→ **Problem details**: Give every line of the data again, unchanged, but with no pictures.

======== Input ========

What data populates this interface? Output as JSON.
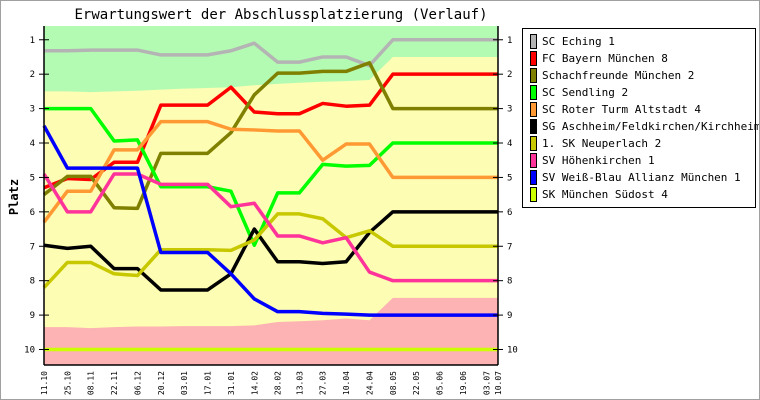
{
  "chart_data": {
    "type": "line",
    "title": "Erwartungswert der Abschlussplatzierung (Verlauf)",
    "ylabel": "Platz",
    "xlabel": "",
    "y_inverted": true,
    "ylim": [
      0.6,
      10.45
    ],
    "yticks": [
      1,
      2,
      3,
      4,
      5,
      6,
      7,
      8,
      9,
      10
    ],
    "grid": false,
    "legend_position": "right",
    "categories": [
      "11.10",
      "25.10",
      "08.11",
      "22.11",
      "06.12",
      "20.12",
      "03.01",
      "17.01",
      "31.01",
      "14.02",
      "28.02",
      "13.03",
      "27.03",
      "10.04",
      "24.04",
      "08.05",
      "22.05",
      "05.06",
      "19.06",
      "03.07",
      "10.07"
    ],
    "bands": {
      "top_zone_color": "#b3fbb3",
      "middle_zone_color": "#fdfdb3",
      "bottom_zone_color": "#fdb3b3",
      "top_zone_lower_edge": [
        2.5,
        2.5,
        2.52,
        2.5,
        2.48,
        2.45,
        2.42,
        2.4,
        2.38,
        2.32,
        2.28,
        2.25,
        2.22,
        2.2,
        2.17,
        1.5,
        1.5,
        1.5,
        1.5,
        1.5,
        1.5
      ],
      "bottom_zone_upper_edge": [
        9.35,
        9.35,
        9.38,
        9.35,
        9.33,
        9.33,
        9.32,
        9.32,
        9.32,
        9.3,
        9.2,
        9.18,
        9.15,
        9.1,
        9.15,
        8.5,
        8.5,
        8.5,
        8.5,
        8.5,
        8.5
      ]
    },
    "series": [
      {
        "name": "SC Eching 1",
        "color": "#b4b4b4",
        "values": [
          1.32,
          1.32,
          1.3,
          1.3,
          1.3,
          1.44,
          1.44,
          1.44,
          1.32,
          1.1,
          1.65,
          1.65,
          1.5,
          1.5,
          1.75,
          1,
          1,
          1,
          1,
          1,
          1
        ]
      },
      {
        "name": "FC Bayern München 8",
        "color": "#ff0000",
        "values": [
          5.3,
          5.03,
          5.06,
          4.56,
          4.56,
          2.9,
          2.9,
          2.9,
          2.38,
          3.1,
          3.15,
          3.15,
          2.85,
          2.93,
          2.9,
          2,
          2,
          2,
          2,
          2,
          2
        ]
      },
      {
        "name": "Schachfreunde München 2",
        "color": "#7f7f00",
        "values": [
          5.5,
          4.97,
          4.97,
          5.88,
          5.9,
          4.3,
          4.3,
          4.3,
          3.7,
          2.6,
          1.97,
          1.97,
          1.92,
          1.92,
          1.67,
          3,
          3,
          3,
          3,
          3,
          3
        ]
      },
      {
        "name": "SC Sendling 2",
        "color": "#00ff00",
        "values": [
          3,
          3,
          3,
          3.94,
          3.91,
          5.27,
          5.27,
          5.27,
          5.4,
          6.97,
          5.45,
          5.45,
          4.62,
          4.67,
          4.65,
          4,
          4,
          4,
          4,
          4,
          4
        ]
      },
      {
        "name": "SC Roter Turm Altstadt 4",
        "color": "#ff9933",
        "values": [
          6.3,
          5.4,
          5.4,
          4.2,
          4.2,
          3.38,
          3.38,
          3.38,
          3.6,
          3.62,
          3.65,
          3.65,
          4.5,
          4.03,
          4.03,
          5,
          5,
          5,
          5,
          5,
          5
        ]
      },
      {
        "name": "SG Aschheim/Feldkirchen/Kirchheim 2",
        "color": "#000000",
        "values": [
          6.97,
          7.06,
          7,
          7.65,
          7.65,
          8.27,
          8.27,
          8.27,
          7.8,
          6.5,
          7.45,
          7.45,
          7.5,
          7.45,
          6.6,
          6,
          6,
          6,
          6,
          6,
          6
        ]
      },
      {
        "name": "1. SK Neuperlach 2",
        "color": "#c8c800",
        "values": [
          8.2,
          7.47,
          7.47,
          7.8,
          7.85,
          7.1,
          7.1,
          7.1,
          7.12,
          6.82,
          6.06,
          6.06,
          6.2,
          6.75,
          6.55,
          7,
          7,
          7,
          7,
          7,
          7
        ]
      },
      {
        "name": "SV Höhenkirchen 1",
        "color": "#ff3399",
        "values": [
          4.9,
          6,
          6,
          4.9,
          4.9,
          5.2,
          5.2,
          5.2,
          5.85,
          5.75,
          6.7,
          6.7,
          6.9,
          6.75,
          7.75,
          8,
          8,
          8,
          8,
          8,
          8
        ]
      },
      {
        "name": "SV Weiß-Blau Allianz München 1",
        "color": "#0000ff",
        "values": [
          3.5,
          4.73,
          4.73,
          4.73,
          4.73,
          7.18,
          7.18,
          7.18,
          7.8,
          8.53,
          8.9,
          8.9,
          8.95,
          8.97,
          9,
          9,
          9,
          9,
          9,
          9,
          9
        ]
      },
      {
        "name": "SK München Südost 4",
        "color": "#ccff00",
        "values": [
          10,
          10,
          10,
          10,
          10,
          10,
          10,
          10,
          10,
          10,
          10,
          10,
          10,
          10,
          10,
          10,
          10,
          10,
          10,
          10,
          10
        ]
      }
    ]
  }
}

========

→ **Problem solution**:
What data populates this interface? Output as JSON.
{
  "chart_data": {
    "type": "line",
    "title": "Erwartungswert der Abschlussplatzierung (Verlauf)",
    "ylabel": "Platz",
    "xlabel": "",
    "y_inverted": true,
    "ylim": [
      0.6,
      10.45
    ],
    "yticks": [
      1,
      2,
      3,
      4,
      5,
      6,
      7,
      8,
      9,
      10
    ],
    "grid": false,
    "legend_position": "right",
    "categories": [
      "11.10",
      "25.10",
      "08.11",
      "22.11",
      "06.12",
      "20.12",
      "03.01",
      "17.01",
      "31.01",
      "14.02",
      "28.02",
      "13.03",
      "27.03",
      "10.04",
      "24.04",
      "08.05",
      "22.05",
      "05.06",
      "19.06",
      "03.07",
      "10.07"
    ],
    "bands": {
      "top_zone_color": "#b3fbb3",
      "middle_zone_color": "#fdfdb3",
      "bottom_zone_color": "#fdb3b3",
      "top_zone_lower_edge": [
        2.5,
        2.5,
        2.52,
        2.5,
        2.48,
        2.45,
        2.42,
        2.4,
        2.38,
        2.32,
        2.28,
        2.25,
        2.22,
        2.2,
        2.17,
        1.5,
        1.5,
        1.5,
        1.5,
        1.5,
        1.5
      ],
      "bottom_zone_upper_edge": [
        9.35,
        9.35,
        9.38,
        9.35,
        9.33,
        9.33,
        9.32,
        9.32,
        9.32,
        9.3,
        9.2,
        9.18,
        9.15,
        9.1,
        9.15,
        8.5,
        8.5,
        8.5,
        8.5,
        8.5,
        8.5
      ]
    },
    "series": [
      {
        "name": "SC Eching 1",
        "color": "#b4b4b4",
        "values": [
          1.32,
          1.32,
          1.3,
          1.3,
          1.3,
          1.44,
          1.44,
          1.44,
          1.32,
          1.1,
          1.65,
          1.65,
          1.5,
          1.5,
          1.75,
          1,
          1,
          1,
          1,
          1,
          1
        ]
      },
      {
        "name": "FC Bayern München 8",
        "color": "#ff0000",
        "values": [
          5.3,
          5.03,
          5.06,
          4.56,
          4.56,
          2.9,
          2.9,
          2.9,
          2.38,
          3.1,
          3.15,
          3.15,
          2.85,
          2.93,
          2.9,
          2,
          2,
          2,
          2,
          2,
          2
        ]
      },
      {
        "name": "Schachfreunde München 2",
        "color": "#7f7f00",
        "values": [
          5.5,
          4.97,
          4.97,
          5.88,
          5.9,
          4.3,
          4.3,
          4.3,
          3.7,
          2.6,
          1.97,
          1.97,
          1.92,
          1.92,
          1.67,
          3,
          3,
          3,
          3,
          3,
          3
        ]
      },
      {
        "name": "SC Sendling 2",
        "color": "#00ff00",
        "values": [
          3,
          3,
          3,
          3.94,
          3.91,
          5.27,
          5.27,
          5.27,
          5.4,
          6.97,
          5.45,
          5.45,
          4.62,
          4.67,
          4.65,
          4,
          4,
          4,
          4,
          4,
          4
        ]
      },
      {
        "name": "SC Roter Turm Altstadt 4",
        "color": "#ff9933",
        "values": [
          6.3,
          5.4,
          5.4,
          4.2,
          4.2,
          3.38,
          3.38,
          3.38,
          3.6,
          3.62,
          3.65,
          3.65,
          4.5,
          4.03,
          4.03,
          5,
          5,
          5,
          5,
          5,
          5
        ]
      },
      {
        "name": "SG Aschheim/Feldkirchen/Kirchheim 2",
        "color": "#000000",
        "values": [
          6.97,
          7.06,
          7,
          7.65,
          7.65,
          8.27,
          8.27,
          8.27,
          7.8,
          6.5,
          7.45,
          7.45,
          7.5,
          7.45,
          6.6,
          6,
          6,
          6,
          6,
          6,
          6
        ]
      },
      {
        "name": "1. SK Neuperlach 2",
        "color": "#c8c800",
        "values": [
          8.2,
          7.47,
          7.47,
          7.8,
          7.85,
          7.1,
          7.1,
          7.1,
          7.12,
          6.82,
          6.06,
          6.06,
          6.2,
          6.75,
          6.55,
          7,
          7,
          7,
          7,
          7,
          7
        ]
      },
      {
        "name": "SV Höhenkirchen 1",
        "color": "#ff3399",
        "values": [
          4.9,
          6,
          6,
          4.9,
          4.9,
          5.2,
          5.2,
          5.2,
          5.85,
          5.75,
          6.7,
          6.7,
          6.9,
          6.75,
          7.75,
          8,
          8,
          8,
          8,
          8,
          8
        ]
      },
      {
        "name": "SV Weiß-Blau Allianz München 1",
        "color": "#0000ff",
        "values": [
          3.5,
          4.73,
          4.73,
          4.73,
          4.73,
          7.18,
          7.18,
          7.18,
          7.8,
          8.53,
          8.9,
          8.9,
          8.95,
          8.97,
          9,
          9,
          9,
          9,
          9,
          9,
          9
        ]
      },
      {
        "name": "SK München Südost 4",
        "color": "#ccff00",
        "values": [
          10,
          10,
          10,
          10,
          10,
          10,
          10,
          10,
          10,
          10,
          10,
          10,
          10,
          10,
          10,
          10,
          10,
          10,
          10,
          10,
          10
        ]
      }
    ]
  }
}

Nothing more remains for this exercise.